[Stored entries]
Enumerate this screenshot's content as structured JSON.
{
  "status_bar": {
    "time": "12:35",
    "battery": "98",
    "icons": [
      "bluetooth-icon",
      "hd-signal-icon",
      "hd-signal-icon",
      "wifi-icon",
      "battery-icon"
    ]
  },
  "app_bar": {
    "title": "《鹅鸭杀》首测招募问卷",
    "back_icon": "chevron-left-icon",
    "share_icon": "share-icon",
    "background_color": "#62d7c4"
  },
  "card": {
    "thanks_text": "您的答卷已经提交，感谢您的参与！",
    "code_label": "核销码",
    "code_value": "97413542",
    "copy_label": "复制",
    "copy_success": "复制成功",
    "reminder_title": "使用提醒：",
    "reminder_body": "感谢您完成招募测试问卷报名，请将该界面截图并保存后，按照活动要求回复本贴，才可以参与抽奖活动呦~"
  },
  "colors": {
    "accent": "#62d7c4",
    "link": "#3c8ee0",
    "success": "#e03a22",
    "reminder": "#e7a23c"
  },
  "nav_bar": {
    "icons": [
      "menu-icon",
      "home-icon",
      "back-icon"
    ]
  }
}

## What you will do:
Word for word, write out all of the data above.

## Completed exercise:
Enumerate this screenshot's content as structured JSON.
{
  "status_bar": {
    "time": "12:35",
    "battery": "98",
    "icons": [
      "bluetooth-icon",
      "hd-signal-icon",
      "hd-signal-icon",
      "wifi-icon",
      "battery-icon"
    ]
  },
  "app_bar": {
    "title": "《鹅鸭杀》首测招募问卷",
    "back_icon": "chevron-left-icon",
    "share_icon": "share-icon",
    "background_color": "#62d7c4"
  },
  "card": {
    "thanks_text": "您的答卷已经提交，感谢您的参与！",
    "code_label": "核销码",
    "code_value": "97413542",
    "copy_label": "复制",
    "copy_success": "复制成功",
    "reminder_title": "使用提醒：",
    "reminder_body": "感谢您完成招募测试问卷报名，请将该界面截图并保存后，按照活动要求回复本贴，才可以参与抽奖活动呦~"
  },
  "colors": {
    "accent": "#62d7c4",
    "link": "#3c8ee0",
    "success": "#e03a22",
    "reminder": "#e7a23c"
  },
  "nav_bar": {
    "icons": [
      "menu-icon",
      "home-icon",
      "back-icon"
    ]
  }
}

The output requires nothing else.